To be done> Transcribe the material verbatim in full; the pictures do not belong in the copy.

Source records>
——————————
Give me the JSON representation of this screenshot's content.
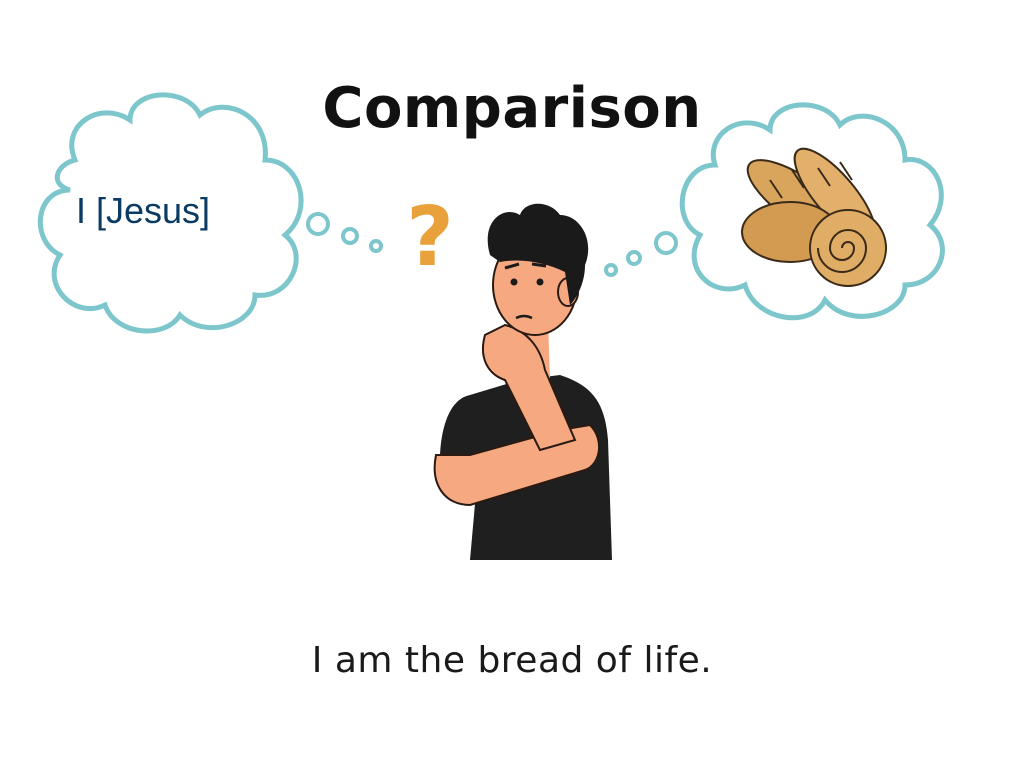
{
  "slide": {
    "title": "Comparison",
    "left_thought": "I [Jesus]",
    "caption": "I am the bread of life.",
    "question_mark": "?"
  },
  "icons": {
    "left_cloud": "thought-cloud-icon",
    "right_cloud": "thought-cloud-icon",
    "bread": "bread-loaves-icon",
    "person": "thinking-man-icon"
  },
  "colors": {
    "cloud_outline": "#7cc6cc",
    "question_mark": "#e9a23b",
    "left_thought_text": "#0b3a63",
    "skin": "#f6a980",
    "shirt": "#1f1f1f",
    "hair": "#1a1a1a",
    "bread": "#d9a55c"
  }
}
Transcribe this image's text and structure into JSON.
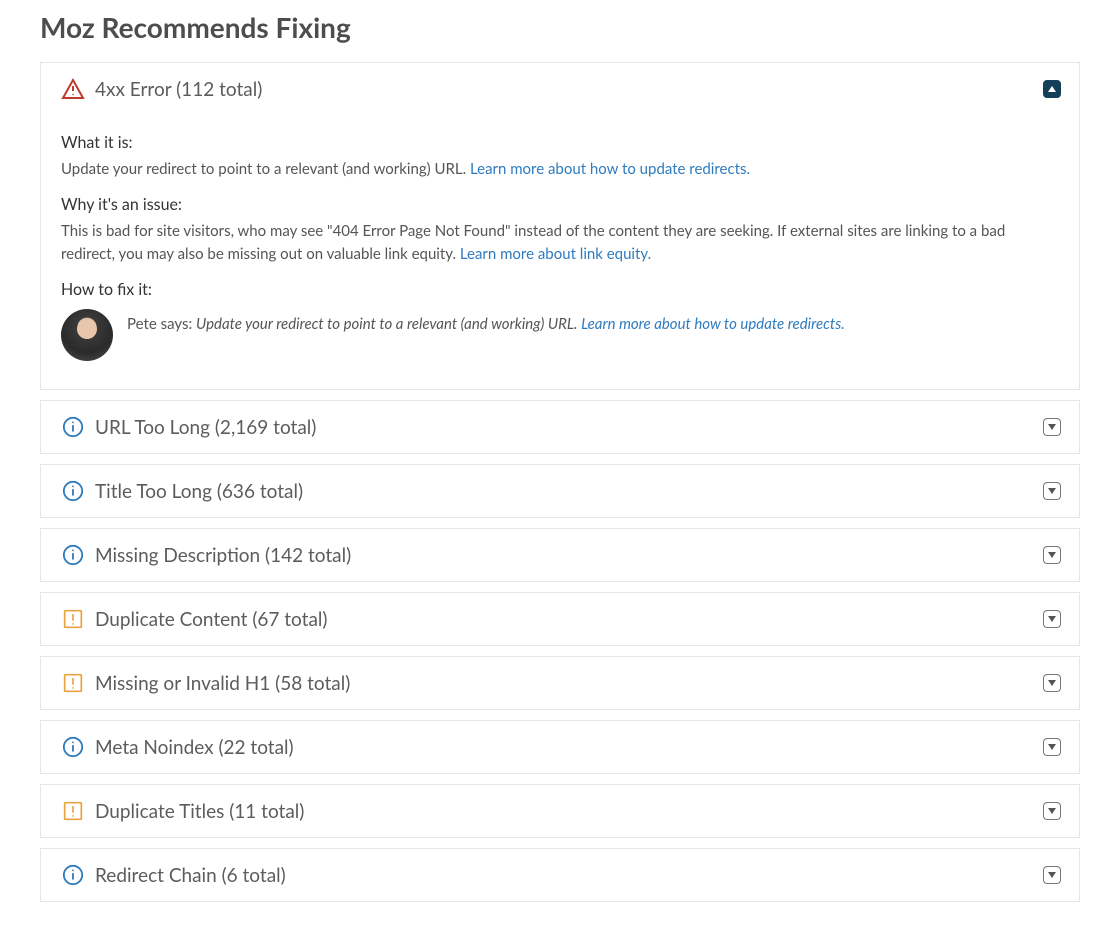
{
  "page": {
    "title": "Moz Recommends Fixing"
  },
  "issues": [
    {
      "icon": "alert-triangle",
      "severity": "critical",
      "title": "4xx Error (112 total)",
      "expanded": true,
      "what_label": "What it is:",
      "what_text": "Update your redirect to point to a relevant (and working) URL. ",
      "what_link": "Learn more about how to update redirects.",
      "why_label": "Why it's an issue:",
      "why_text": "This is bad for site visitors, who may see \"404 Error Page Not Found\" instead of the content they are seeking. If external sites are linking to a bad redirect, you may also be missing out on valuable link equity. ",
      "why_link": "Learn more about link equity.",
      "fix_label": "How to fix it:",
      "fix_lead": "Pete says: ",
      "fix_text": "Update your redirect to point to a relevant (and working) URL. ",
      "fix_link": "Learn more about how to update redirects."
    },
    {
      "icon": "info-circle",
      "severity": "info",
      "title": "URL Too Long (2,169 total)",
      "expanded": false
    },
    {
      "icon": "info-circle",
      "severity": "info",
      "title": "Title Too Long (636 total)",
      "expanded": false
    },
    {
      "icon": "info-circle",
      "severity": "info",
      "title": "Missing Description (142 total)",
      "expanded": false
    },
    {
      "icon": "alert-square",
      "severity": "warning",
      "title": "Duplicate Content (67 total)",
      "expanded": false
    },
    {
      "icon": "alert-square",
      "severity": "warning",
      "title": "Missing or Invalid H1 (58 total)",
      "expanded": false
    },
    {
      "icon": "info-circle",
      "severity": "info",
      "title": "Meta Noindex (22 total)",
      "expanded": false
    },
    {
      "icon": "alert-square",
      "severity": "warning",
      "title": "Duplicate Titles (11 total)",
      "expanded": false
    },
    {
      "icon": "info-circle",
      "severity": "info",
      "title": "Redirect Chain (6 total)",
      "expanded": false
    }
  ],
  "colors": {
    "critical": "#c0392b",
    "warning": "#e8a33d",
    "info": "#2f7bbf"
  }
}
——————————
Solution to the exercise>
Give me the JSON representation of this screenshot's content.
{
  "slide": {
    "title": "Comparison",
    "left_thought": "I [Jesus]",
    "caption": "I am the bread of life.",
    "question_mark": "?"
  },
  "icons": {
    "left_cloud": "thought-cloud-icon",
    "right_cloud": "thought-cloud-icon",
    "bread": "bread-loaves-icon",
    "person": "thinking-man-icon"
  },
  "colors": {
    "cloud_outline": "#7cc6cc",
    "question_mark": "#e9a23b",
    "left_thought_text": "#0b3a63",
    "skin": "#f6a980",
    "shirt": "#1f1f1f",
    "hair": "#1a1a1a",
    "bread": "#d9a55c"
  }
}
Transcribe this image's text and structure into JSON.
{
  "page": {
    "title": "Moz Recommends Fixing"
  },
  "issues": [
    {
      "icon": "alert-triangle",
      "severity": "critical",
      "title": "4xx Error (112 total)",
      "expanded": true,
      "what_label": "What it is:",
      "what_text": "Update your redirect to point to a relevant (and working) URL. ",
      "what_link": "Learn more about how to update redirects.",
      "why_label": "Why it's an issue:",
      "why_text": "This is bad for site visitors, who may see \"404 Error Page Not Found\" instead of the content they are seeking. If external sites are linking to a bad redirect, you may also be missing out on valuable link equity. ",
      "why_link": "Learn more about link equity.",
      "fix_label": "How to fix it:",
      "fix_lead": "Pete says: ",
      "fix_text": "Update your redirect to point to a relevant (and working) URL. ",
      "fix_link": "Learn more about how to update redirects."
    },
    {
      "icon": "info-circle",
      "severity": "info",
      "title": "URL Too Long (2,169 total)",
      "expanded": false
    },
    {
      "icon": "info-circle",
      "severity": "info",
      "title": "Title Too Long (636 total)",
      "expanded": false
    },
    {
      "icon": "info-circle",
      "severity": "info",
      "title": "Missing Description (142 total)",
      "expanded": false
    },
    {
      "icon": "alert-square",
      "severity": "warning",
      "title": "Duplicate Content (67 total)",
      "expanded": false
    },
    {
      "icon": "alert-square",
      "severity": "warning",
      "title": "Missing or Invalid H1 (58 total)",
      "expanded": false
    },
    {
      "icon": "info-circle",
      "severity": "info",
      "title": "Meta Noindex (22 total)",
      "expanded": false
    },
    {
      "icon": "alert-square",
      "severity": "warning",
      "title": "Duplicate Titles (11 total)",
      "expanded": false
    },
    {
      "icon": "info-circle",
      "severity": "info",
      "title": "Redirect Chain (6 total)",
      "expanded": false
    }
  ],
  "colors": {
    "critical": "#c0392b",
    "warning": "#e8a33d",
    "info": "#2f7bbf"
  }
}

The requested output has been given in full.